#### Source records
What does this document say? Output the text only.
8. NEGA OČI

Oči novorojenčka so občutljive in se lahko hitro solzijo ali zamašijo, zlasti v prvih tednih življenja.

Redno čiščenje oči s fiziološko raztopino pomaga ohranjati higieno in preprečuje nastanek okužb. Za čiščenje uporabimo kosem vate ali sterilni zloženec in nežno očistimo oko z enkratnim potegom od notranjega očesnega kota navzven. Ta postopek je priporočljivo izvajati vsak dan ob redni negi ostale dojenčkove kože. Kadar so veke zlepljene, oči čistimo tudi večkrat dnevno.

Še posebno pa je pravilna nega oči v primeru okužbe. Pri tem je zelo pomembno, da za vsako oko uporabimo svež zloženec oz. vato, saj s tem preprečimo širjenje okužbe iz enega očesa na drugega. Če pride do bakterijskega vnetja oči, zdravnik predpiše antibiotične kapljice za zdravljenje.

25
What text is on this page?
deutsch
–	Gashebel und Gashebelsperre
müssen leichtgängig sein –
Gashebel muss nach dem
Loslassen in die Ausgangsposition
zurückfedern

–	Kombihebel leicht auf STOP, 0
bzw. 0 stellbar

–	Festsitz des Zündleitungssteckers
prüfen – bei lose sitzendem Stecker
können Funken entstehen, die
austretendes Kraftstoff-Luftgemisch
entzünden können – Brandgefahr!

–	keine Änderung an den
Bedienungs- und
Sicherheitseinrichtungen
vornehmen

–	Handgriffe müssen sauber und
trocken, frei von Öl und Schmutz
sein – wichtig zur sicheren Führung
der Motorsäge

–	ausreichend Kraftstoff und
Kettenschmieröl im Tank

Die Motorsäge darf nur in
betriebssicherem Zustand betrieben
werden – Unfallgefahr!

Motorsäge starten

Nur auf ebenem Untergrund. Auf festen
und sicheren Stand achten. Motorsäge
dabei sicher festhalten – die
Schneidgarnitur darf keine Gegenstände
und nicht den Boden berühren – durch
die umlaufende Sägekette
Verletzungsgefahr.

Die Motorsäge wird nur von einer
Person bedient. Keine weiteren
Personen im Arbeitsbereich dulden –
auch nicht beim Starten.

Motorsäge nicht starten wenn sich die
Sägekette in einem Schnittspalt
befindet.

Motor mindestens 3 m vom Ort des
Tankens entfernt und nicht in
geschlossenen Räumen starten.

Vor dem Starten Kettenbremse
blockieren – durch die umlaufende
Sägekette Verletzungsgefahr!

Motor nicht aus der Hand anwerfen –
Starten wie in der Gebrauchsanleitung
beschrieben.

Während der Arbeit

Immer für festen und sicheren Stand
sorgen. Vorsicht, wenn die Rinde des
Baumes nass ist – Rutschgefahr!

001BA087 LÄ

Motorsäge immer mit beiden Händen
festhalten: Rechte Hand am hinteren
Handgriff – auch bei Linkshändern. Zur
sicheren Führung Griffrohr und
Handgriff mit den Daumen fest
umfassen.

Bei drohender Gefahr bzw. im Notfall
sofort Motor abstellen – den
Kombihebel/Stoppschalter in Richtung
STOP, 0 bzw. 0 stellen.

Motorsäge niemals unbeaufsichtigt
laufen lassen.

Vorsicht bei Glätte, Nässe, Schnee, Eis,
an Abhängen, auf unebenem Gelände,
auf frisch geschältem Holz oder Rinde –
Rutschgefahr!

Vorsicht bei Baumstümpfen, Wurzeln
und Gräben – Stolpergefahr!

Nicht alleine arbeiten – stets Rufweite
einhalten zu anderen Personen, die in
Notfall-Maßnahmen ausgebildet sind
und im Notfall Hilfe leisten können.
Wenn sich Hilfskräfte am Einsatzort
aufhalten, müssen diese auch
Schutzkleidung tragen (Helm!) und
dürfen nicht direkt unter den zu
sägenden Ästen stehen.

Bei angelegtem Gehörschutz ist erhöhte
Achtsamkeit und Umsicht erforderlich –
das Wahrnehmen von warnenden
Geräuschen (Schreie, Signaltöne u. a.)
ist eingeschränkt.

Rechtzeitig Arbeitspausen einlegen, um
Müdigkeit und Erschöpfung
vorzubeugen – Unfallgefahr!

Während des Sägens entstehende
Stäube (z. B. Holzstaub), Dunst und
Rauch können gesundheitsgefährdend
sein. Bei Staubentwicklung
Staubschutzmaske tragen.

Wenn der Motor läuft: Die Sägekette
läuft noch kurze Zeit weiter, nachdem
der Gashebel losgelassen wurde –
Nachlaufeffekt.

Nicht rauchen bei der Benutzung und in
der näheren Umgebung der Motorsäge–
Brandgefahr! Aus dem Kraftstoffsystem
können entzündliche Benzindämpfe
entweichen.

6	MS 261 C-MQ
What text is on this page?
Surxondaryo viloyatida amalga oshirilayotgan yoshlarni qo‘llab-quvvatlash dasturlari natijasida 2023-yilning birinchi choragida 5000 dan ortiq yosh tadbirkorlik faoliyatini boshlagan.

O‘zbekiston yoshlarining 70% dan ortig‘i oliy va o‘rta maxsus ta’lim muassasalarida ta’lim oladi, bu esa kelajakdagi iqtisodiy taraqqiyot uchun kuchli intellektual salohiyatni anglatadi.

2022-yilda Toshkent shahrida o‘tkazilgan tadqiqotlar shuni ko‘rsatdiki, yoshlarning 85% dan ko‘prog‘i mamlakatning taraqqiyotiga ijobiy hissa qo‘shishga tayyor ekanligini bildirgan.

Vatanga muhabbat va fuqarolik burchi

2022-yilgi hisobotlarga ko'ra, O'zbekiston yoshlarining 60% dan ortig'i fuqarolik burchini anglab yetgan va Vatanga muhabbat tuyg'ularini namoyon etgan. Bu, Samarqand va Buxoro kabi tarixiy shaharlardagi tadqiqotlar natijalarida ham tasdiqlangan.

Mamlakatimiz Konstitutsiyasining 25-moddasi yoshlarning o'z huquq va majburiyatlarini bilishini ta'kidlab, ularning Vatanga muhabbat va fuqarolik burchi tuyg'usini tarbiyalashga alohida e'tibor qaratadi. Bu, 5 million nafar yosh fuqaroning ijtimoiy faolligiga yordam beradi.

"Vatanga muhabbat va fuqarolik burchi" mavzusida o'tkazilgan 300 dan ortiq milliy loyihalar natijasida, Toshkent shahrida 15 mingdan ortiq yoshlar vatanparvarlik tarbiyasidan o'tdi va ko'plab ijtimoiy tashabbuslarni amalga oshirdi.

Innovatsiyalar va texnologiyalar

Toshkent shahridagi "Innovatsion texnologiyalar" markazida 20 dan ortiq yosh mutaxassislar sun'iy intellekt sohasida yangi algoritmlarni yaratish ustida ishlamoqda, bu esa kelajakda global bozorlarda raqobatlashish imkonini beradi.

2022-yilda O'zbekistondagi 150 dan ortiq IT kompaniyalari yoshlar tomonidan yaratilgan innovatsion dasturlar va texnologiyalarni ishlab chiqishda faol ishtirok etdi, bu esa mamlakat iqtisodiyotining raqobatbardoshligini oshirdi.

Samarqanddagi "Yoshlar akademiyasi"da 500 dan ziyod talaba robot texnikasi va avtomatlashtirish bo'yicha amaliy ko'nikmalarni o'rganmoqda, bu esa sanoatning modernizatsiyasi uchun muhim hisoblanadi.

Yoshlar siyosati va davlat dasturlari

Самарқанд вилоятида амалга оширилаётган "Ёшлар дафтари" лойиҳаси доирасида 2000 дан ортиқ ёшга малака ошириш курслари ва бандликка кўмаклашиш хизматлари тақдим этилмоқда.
########
Aim:
Can you restate every record above word for word?

Final result:
What does this document say? Output the text only.
8. NEGA OČI

Oči novorojenčka so občutljive in se lahko hitro solzijo ali zamašijo, zlasti v prvih tednih življenja.

Redno čiščenje oči s fiziološko raztopino pomaga ohranjati higieno in preprečuje nastanek okužb. Za čiščenje uporabimo kosem vate ali sterilni zloženec in nežno očistimo oko z enkratnim potegom od notranjega očesnega kota navzven. Ta postopek je priporočljivo izvajati vsak dan ob redni negi ostale dojenčkove kože. Kadar so veke zlepljene, oči čistimo tudi večkrat dnevno.

Še posebno pa je pravilna nega oči v primeru okužbe. Pri tem je zelo pomembno, da za vsako oko uporabimo svež zloženec oz. vato, saj s tem preprečimo širjenje okužbe iz enega očesa na drugega. Če pride do bakterijskega vnetja oči, zdravnik predpiše antibiotične kapljice za zdravljenje.

25
What text is on this page?
deutsch
–	Gashebel und Gashebelsperre
müssen leichtgängig sein –
Gashebel muss nach dem
Loslassen in die Ausgangsposition
zurückfedern

–	Kombihebel leicht auf STOP, 0
bzw. 0 stellbar

–	Festsitz des Zündleitungssteckers
prüfen – bei lose sitzendem Stecker
können Funken entstehen, die
austretendes Kraftstoff-Luftgemisch
entzünden können – Brandgefahr!

–	keine Änderung an den
Bedienungs- und
Sicherheitseinrichtungen
vornehmen

–	Handgriffe müssen sauber und
trocken, frei von Öl und Schmutz
sein – wichtig zur sicheren Führung
der Motorsäge

–	ausreichend Kraftstoff und
Kettenschmieröl im Tank

Die Motorsäge darf nur in
betriebssicherem Zustand betrieben
werden – Unfallgefahr!

Motorsäge starten

Nur auf ebenem Untergrund. Auf festen
und sicheren Stand achten. Motorsäge
dabei sicher festhalten – die
Schneidgarnitur darf keine Gegenstände
und nicht den Boden berühren – durch
die umlaufende Sägekette
Verletzungsgefahr.

Die Motorsäge wird nur von einer
Person bedient. Keine weiteren
Personen im Arbeitsbereich dulden –
auch nicht beim Starten.

Motorsäge nicht starten wenn sich die
Sägekette in einem Schnittspalt
befindet.

Motor mindestens 3 m vom Ort des
Tankens entfernt und nicht in
geschlossenen Räumen starten.

Vor dem Starten Kettenbremse
blockieren – durch die umlaufende
Sägekette Verletzungsgefahr!

Motor nicht aus der Hand anwerfen –
Starten wie in der Gebrauchsanleitung
beschrieben.

Während der Arbeit

Immer für festen und sicheren Stand
sorgen. Vorsicht, wenn die Rinde des
Baumes nass ist – Rutschgefahr!

001BA087 LÄ

Motorsäge immer mit beiden Händen
festhalten: Rechte Hand am hinteren
Handgriff – auch bei Linkshändern. Zur
sicheren Führung Griffrohr und
Handgriff mit den Daumen fest
umfassen.

Bei drohender Gefahr bzw. im Notfall
sofort Motor abstellen – den
Kombihebel/Stoppschalter in Richtung
STOP, 0 bzw. 0 stellen.

Motorsäge niemals unbeaufsichtigt
laufen lassen.

Vorsicht bei Glätte, Nässe, Schnee, Eis,
an Abhängen, auf unebenem Gelände,
auf frisch geschältem Holz oder Rinde –
Rutschgefahr!

Vorsicht bei Baumstümpfen, Wurzeln
und Gräben – Stolpergefahr!

Nicht alleine arbeiten – stets Rufweite
einhalten zu anderen Personen, die in
Notfall-Maßnahmen ausgebildet sind
und im Notfall Hilfe leisten können.
Wenn sich Hilfskräfte am Einsatzort
aufhalten, müssen diese auch
Schutzkleidung tragen (Helm!) und
dürfen nicht direkt unter den zu
sägenden Ästen stehen.

Bei angelegtem Gehörschutz ist erhöhte
Achtsamkeit und Umsicht erforderlich –
das Wahrnehmen von warnenden
Geräuschen (Schreie, Signaltöne u. a.)
ist eingeschränkt.

Rechtzeitig Arbeitspausen einlegen, um
Müdigkeit und Erschöpfung
vorzubeugen – Unfallgefahr!

Während des Sägens entstehende
Stäube (z. B. Holzstaub), Dunst und
Rauch können gesundheitsgefährdend
sein. Bei Staubentwicklung
Staubschutzmaske tragen.

Wenn der Motor läuft: Die Sägekette
läuft noch kurze Zeit weiter, nachdem
der Gashebel losgelassen wurde –
Nachlaufeffekt.

Nicht rauchen bei der Benutzung und in
der näheren Umgebung der Motorsäge–
Brandgefahr! Aus dem Kraftstoffsystem
können entzündliche Benzindämpfe
entweichen.

6	MS 261 C-MQ
What text is on this page?
Surxondaryo viloyatida amalga oshirilayotgan yoshlarni qo‘llab-quvvatlash dasturlari natijasida 2023-yilning birinchi choragida 5000 dan ortiq yosh tadbirkorlik faoliyatini boshlagan.

O‘zbekiston yoshlarining 70% dan ortig‘i oliy va o‘rta maxsus ta’lim muassasalarida ta’lim oladi, bu esa kelajakdagi iqtisodiy taraqqiyot uchun kuchli intellektual salohiyatni anglatadi.

2022-yilda Toshkent shahrida o‘tkazilgan tadqiqotlar shuni ko‘rsatdiki, yoshlarning 85% dan ko‘prog‘i mamlakatning taraqqiyotiga ijobiy hissa qo‘shishga tayyor ekanligini bildirgan.

Vatanga muhabbat va fuqarolik burchi

2022-yilgi hisobotlarga ko'ra, O'zbekiston yoshlarining 60% dan ortig'i fuqarolik burchini anglab yetgan va Vatanga muhabbat tuyg'ularini namoyon etgan. Bu, Samarqand va Buxoro kabi tarixiy shaharlardagi tadqiqotlar natijalarida ham tasdiqlangan.

Mamlakatimiz Konstitutsiyasining 25-moddasi yoshlarning o'z huquq va majburiyatlarini bilishini ta'kidlab, ularning Vatanga muhabbat va fuqarolik burchi tuyg'usini tarbiyalashga alohida e'tibor qaratadi. Bu, 5 million nafar yosh fuqaroning ijtimoiy faolligiga yordam beradi.

"Vatanga muhabbat va fuqarolik burchi" mavzusida o'tkazilgan 300 dan ortiq milliy loyihalar natijasida, Toshkent shahrida 15 mingdan ortiq yoshlar vatanparvarlik tarbiyasidan o'tdi va ko'plab ijtimoiy tashabbuslarni amalga oshirdi.

Innovatsiyalar va texnologiyalar

Toshkent shahridagi "Innovatsion texnologiyalar" markazida 20 dan ortiq yosh mutaxassislar sun'iy intellekt sohasida yangi algoritmlarni yaratish ustida ishlamoqda, bu esa kelajakda global bozorlarda raqobatlashish imkonini beradi.

2022-yilda O'zbekistondagi 150 dan ortiq IT kompaniyalari yoshlar tomonidan yaratilgan innovatsion dasturlar va texnologiyalarni ishlab chiqishda faol ishtirok etdi, bu esa mamlakat iqtisodiyotining raqobatbardoshligini oshirdi.

Samarqanddagi "Yoshlar akademiyasi"da 500 dan ziyod talaba robot texnikasi va avtomatlashtirish bo'yicha amaliy ko'nikmalarni o'rganmoqda, bu esa sanoatning modernizatsiyasi uchun muhim hisoblanadi.

Yoshlar siyosati va davlat dasturlari

Самарқанд вилоятида амалга оширилаётган "Ёшлар дафтари" лойиҳаси доирасида 2000 дан ортиқ ёшга малака ошириш курслари ва бандликка кўмаклашиш хизматлари тақдим этилмоқда.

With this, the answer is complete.